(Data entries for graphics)
★ ★ ★ ★ ★ ★ ★

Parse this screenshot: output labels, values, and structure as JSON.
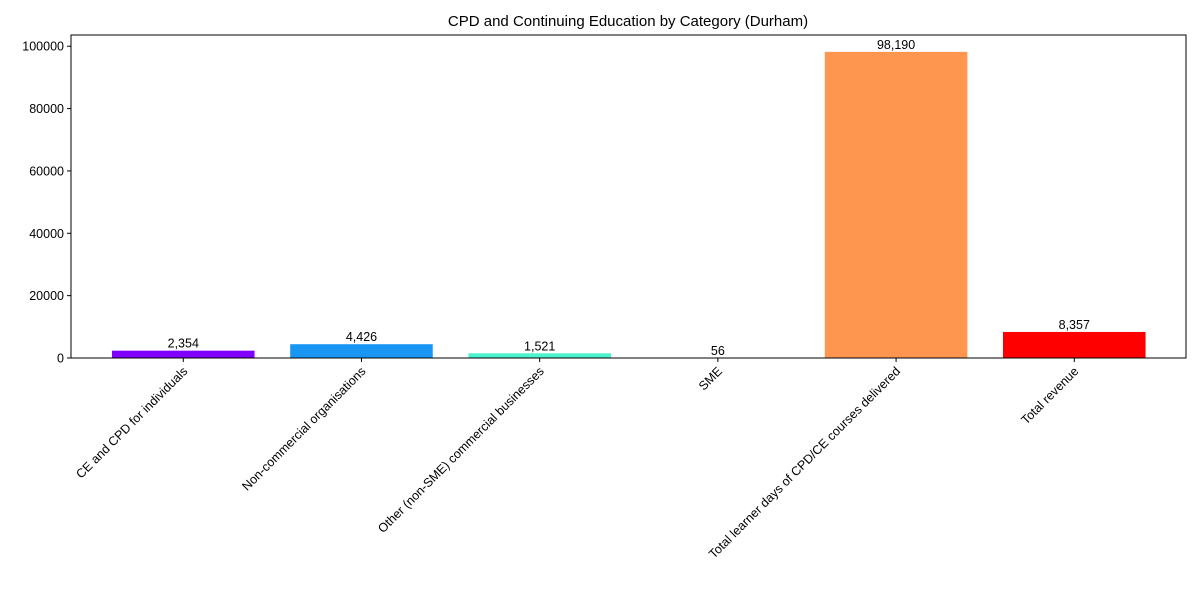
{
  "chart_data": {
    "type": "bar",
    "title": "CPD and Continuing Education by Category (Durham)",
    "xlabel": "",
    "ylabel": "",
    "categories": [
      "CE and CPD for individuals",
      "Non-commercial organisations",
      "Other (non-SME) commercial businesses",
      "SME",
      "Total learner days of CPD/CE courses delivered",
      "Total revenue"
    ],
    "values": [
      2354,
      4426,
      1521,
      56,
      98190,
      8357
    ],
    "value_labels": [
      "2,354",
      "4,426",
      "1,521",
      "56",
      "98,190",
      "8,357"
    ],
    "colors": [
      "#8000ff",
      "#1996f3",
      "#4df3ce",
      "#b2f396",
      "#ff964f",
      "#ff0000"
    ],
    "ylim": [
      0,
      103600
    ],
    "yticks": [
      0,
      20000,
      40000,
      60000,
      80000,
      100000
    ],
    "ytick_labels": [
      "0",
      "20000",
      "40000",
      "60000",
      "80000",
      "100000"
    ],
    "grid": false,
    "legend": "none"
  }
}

★ ★ ★ ★ ★ ★ ★

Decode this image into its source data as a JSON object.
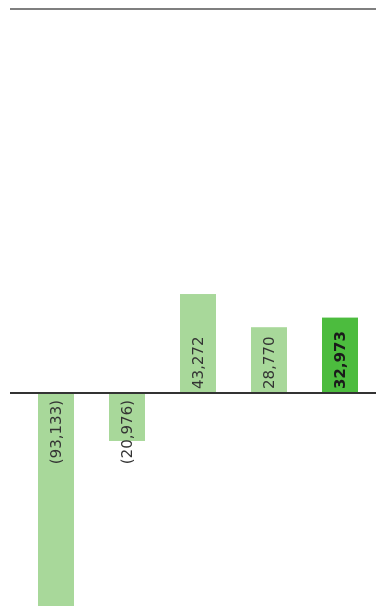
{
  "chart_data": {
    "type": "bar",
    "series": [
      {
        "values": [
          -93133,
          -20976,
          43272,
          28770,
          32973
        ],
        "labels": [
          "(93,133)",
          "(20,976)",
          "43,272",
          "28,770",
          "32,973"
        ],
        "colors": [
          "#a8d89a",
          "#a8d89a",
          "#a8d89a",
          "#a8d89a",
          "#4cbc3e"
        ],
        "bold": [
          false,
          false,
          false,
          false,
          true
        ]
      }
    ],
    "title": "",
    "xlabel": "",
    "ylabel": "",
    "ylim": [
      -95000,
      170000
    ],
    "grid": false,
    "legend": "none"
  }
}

★ ★ ★ ★ ★ ★ ★

## [TASK GOAL]
Gather from the records above every line containing the string "Total".

## [RESPONSE TO THIS TASK]
      "Total learner days of CPD/CE courses delivered",
      "Total revenue"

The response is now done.